Exercise requirements>
Every record must be repeated exactly; omit any pictures they contain.

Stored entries
━━━━━━━━

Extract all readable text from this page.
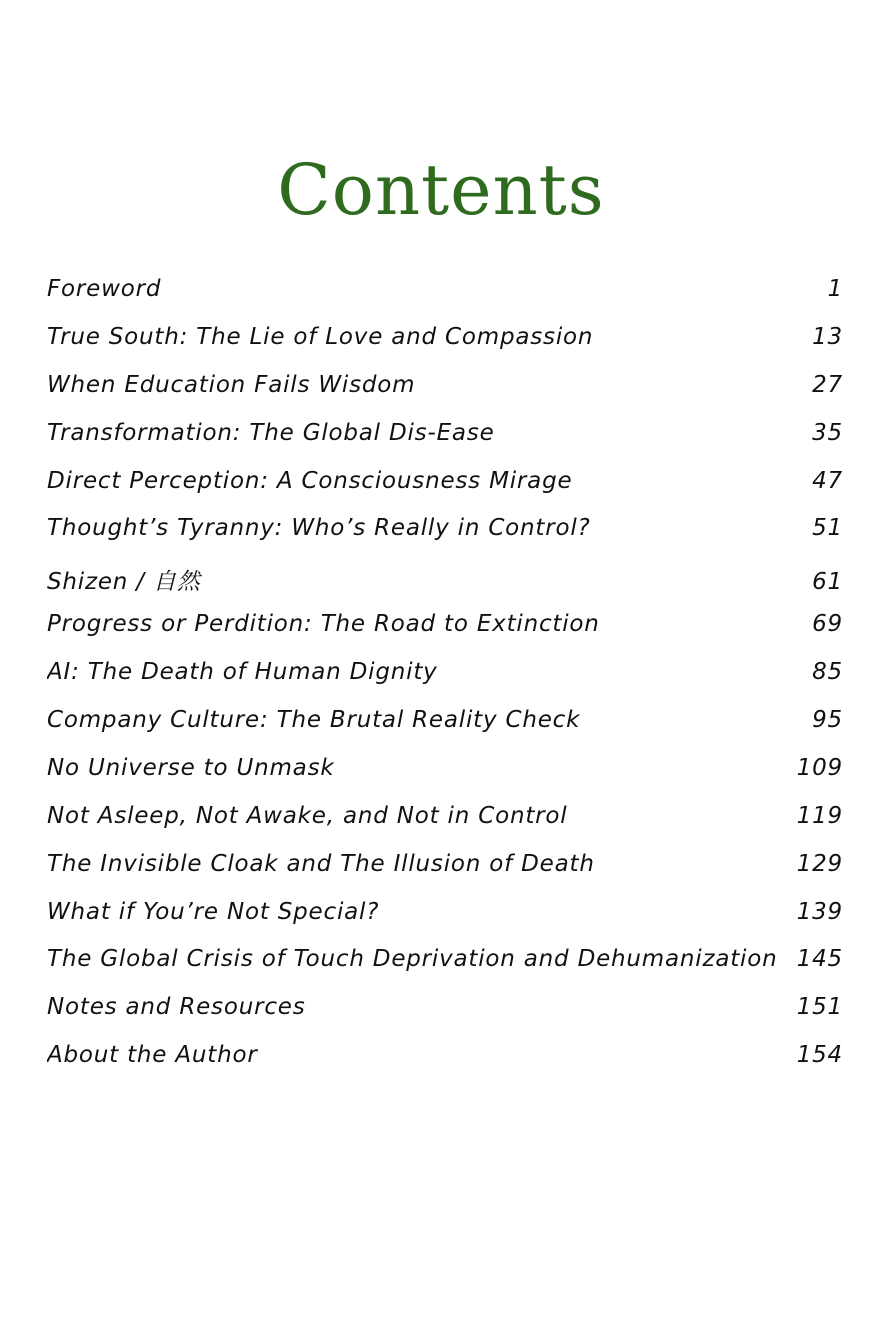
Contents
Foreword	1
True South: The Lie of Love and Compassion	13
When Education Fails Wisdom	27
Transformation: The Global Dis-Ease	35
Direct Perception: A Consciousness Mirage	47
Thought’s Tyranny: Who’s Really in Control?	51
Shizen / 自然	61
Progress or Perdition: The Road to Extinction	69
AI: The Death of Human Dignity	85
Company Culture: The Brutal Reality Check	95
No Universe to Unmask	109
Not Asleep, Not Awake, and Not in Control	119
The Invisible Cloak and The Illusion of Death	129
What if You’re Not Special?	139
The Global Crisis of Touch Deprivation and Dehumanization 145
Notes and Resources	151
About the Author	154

━━━━━━━━

Task response>
Extract all readable text from this page.
Contents
Foreword	1
True South: The Lie of Love and Compassion	13
When Education Fails Wisdom	27
Transformation: The Global Dis-Ease	35
Direct Perception: A Consciousness Mirage	47
Thought’s Tyranny: Who’s Really in Control?	51
Shizen / 自然	61
Progress or Perdition: The Road to Extinction	69
AI: The Death of Human Dignity	85
Company Culture: The Brutal Reality Check	95
No Universe to Unmask	109
Not Asleep, Not Awake, and Not in Control	119
The Invisible Cloak and The Illusion of Death	129
What if You’re Not Special?	139
The Global Crisis of Touch Deprivation and Dehumanization 145
Notes and Resources	151
About the Author	154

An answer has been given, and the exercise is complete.